DIRECTION -> Make an exact copy of all the data.

DATA FOR THE TASK ->
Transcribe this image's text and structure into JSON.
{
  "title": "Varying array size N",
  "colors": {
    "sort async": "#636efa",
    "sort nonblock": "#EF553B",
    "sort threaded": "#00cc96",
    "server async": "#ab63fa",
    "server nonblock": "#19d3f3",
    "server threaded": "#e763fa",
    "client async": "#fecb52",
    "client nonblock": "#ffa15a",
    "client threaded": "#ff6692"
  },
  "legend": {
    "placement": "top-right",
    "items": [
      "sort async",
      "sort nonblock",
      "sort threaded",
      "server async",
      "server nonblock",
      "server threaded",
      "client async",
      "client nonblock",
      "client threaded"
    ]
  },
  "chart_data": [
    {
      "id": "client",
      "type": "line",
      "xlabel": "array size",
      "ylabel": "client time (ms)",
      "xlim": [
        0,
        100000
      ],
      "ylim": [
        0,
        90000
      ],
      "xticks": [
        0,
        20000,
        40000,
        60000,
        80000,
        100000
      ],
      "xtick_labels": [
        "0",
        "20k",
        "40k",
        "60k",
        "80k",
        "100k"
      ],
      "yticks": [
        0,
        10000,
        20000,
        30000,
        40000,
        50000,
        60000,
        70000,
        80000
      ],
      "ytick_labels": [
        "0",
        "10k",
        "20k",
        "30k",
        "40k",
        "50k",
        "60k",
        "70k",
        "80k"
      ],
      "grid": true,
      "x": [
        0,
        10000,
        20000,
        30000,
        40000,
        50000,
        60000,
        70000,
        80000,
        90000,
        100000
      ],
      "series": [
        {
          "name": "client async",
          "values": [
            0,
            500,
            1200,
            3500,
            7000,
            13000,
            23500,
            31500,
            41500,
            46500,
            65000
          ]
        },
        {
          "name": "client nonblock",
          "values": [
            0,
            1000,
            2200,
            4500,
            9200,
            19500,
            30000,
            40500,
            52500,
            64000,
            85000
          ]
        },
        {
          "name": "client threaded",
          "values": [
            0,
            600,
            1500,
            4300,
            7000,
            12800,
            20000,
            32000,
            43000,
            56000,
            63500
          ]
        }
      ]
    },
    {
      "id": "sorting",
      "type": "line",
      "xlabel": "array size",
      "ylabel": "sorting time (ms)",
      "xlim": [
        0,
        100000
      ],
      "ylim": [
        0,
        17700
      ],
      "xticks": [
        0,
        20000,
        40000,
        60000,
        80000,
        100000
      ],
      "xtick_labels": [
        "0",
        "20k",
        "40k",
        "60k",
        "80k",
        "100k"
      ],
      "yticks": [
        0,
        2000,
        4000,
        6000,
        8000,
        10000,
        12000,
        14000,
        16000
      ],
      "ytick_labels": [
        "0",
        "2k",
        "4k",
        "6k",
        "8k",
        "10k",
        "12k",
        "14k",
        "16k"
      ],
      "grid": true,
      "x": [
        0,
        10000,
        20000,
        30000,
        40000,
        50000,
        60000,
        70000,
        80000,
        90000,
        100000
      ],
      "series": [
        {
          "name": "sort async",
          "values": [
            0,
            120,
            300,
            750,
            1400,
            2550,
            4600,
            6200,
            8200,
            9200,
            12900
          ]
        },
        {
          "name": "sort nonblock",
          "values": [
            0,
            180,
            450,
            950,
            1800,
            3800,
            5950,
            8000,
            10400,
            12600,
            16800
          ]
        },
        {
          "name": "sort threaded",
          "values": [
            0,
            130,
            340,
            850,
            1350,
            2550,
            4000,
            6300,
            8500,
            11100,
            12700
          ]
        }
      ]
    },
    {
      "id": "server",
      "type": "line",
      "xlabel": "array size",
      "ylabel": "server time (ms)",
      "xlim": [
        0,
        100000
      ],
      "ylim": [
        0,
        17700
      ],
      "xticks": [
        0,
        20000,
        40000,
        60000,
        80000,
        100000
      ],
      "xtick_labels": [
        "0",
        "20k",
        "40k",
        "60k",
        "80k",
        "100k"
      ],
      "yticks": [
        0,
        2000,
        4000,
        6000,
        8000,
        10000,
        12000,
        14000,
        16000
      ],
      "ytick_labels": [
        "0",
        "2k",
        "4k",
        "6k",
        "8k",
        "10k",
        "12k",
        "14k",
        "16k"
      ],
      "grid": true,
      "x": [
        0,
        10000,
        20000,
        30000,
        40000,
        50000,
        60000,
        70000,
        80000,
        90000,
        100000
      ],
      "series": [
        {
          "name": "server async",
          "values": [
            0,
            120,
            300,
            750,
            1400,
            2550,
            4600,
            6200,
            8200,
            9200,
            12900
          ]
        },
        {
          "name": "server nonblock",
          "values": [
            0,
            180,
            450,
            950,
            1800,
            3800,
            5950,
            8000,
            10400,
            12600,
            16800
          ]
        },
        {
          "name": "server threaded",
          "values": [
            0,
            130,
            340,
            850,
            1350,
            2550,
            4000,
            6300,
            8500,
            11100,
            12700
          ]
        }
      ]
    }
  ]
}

OUTPUT BELOW ->
Transcribe this image's text and structure into JSON.
{
  "title": "Varying array size N",
  "colors": {
    "sort async": "#636efa",
    "sort nonblock": "#EF553B",
    "sort threaded": "#00cc96",
    "server async": "#ab63fa",
    "server nonblock": "#19d3f3",
    "server threaded": "#e763fa",
    "client async": "#fecb52",
    "client nonblock": "#ffa15a",
    "client threaded": "#ff6692"
  },
  "legend": {
    "placement": "top-right",
    "items": [
      "sort async",
      "sort nonblock",
      "sort threaded",
      "server async",
      "server nonblock",
      "server threaded",
      "client async",
      "client nonblock",
      "client threaded"
    ]
  },
  "chart_data": [
    {
      "id": "client",
      "type": "line",
      "xlabel": "array size",
      "ylabel": "client time (ms)",
      "xlim": [
        0,
        100000
      ],
      "ylim": [
        0,
        90000
      ],
      "xticks": [
        0,
        20000,
        40000,
        60000,
        80000,
        100000
      ],
      "xtick_labels": [
        "0",
        "20k",
        "40k",
        "60k",
        "80k",
        "100k"
      ],
      "yticks": [
        0,
        10000,
        20000,
        30000,
        40000,
        50000,
        60000,
        70000,
        80000
      ],
      "ytick_labels": [
        "0",
        "10k",
        "20k",
        "30k",
        "40k",
        "50k",
        "60k",
        "70k",
        "80k"
      ],
      "grid": true,
      "x": [
        0,
        10000,
        20000,
        30000,
        40000,
        50000,
        60000,
        70000,
        80000,
        90000,
        100000
      ],
      "series": [
        {
          "name": "client async",
          "values": [
            0,
            500,
            1200,
            3500,
            7000,
            13000,
            23500,
            31500,
            41500,
            46500,
            65000
          ]
        },
        {
          "name": "client nonblock",
          "values": [
            0,
            1000,
            2200,
            4500,
            9200,
            19500,
            30000,
            40500,
            52500,
            64000,
            85000
          ]
        },
        {
          "name": "client threaded",
          "values": [
            0,
            600,
            1500,
            4300,
            7000,
            12800,
            20000,
            32000,
            43000,
            56000,
            63500
          ]
        }
      ]
    },
    {
      "id": "sorting",
      "type": "line",
      "xlabel": "array size",
      "ylabel": "sorting time (ms)",
      "xlim": [
        0,
        100000
      ],
      "ylim": [
        0,
        17700
      ],
      "xticks": [
        0,
        20000,
        40000,
        60000,
        80000,
        100000
      ],
      "xtick_labels": [
        "0",
        "20k",
        "40k",
        "60k",
        "80k",
        "100k"
      ],
      "yticks": [
        0,
        2000,
        4000,
        6000,
        8000,
        10000,
        12000,
        14000,
        16000
      ],
      "ytick_labels": [
        "0",
        "2k",
        "4k",
        "6k",
        "8k",
        "10k",
        "12k",
        "14k",
        "16k"
      ],
      "grid": true,
      "x": [
        0,
        10000,
        20000,
        30000,
        40000,
        50000,
        60000,
        70000,
        80000,
        90000,
        100000
      ],
      "series": [
        {
          "name": "sort async",
          "values": [
            0,
            120,
            300,
            750,
            1400,
            2550,
            4600,
            6200,
            8200,
            9200,
            12900
          ]
        },
        {
          "name": "sort nonblock",
          "values": [
            0,
            180,
            450,
            950,
            1800,
            3800,
            5950,
            8000,
            10400,
            12600,
            16800
          ]
        },
        {
          "name": "sort threaded",
          "values": [
            0,
            130,
            340,
            850,
            1350,
            2550,
            4000,
            6300,
            8500,
            11100,
            12700
          ]
        }
      ]
    },
    {
      "id": "server",
      "type": "line",
      "xlabel": "array size",
      "ylabel": "server time (ms)",
      "xlim": [
        0,
        100000
      ],
      "ylim": [
        0,
        17700
      ],
      "xticks": [
        0,
        20000,
        40000,
        60000,
        80000,
        100000
      ],
      "xtick_labels": [
        "0",
        "20k",
        "40k",
        "60k",
        "80k",
        "100k"
      ],
      "yticks": [
        0,
        2000,
        4000,
        6000,
        8000,
        10000,
        12000,
        14000,
        16000
      ],
      "ytick_labels": [
        "0",
        "2k",
        "4k",
        "6k",
        "8k",
        "10k",
        "12k",
        "14k",
        "16k"
      ],
      "grid": true,
      "x": [
        0,
        10000,
        20000,
        30000,
        40000,
        50000,
        60000,
        70000,
        80000,
        90000,
        100000
      ],
      "series": [
        {
          "name": "server async",
          "values": [
            0,
            120,
            300,
            750,
            1400,
            2550,
            4600,
            6200,
            8200,
            9200,
            12900
          ]
        },
        {
          "name": "server nonblock",
          "values": [
            0,
            180,
            450,
            950,
            1800,
            3800,
            5950,
            8000,
            10400,
            12600,
            16800
          ]
        },
        {
          "name": "server threaded",
          "values": [
            0,
            130,
            340,
            850,
            1350,
            2550,
            4000,
            6300,
            8500,
            11100,
            12700
          ]
        }
      ]
    }
  ]
}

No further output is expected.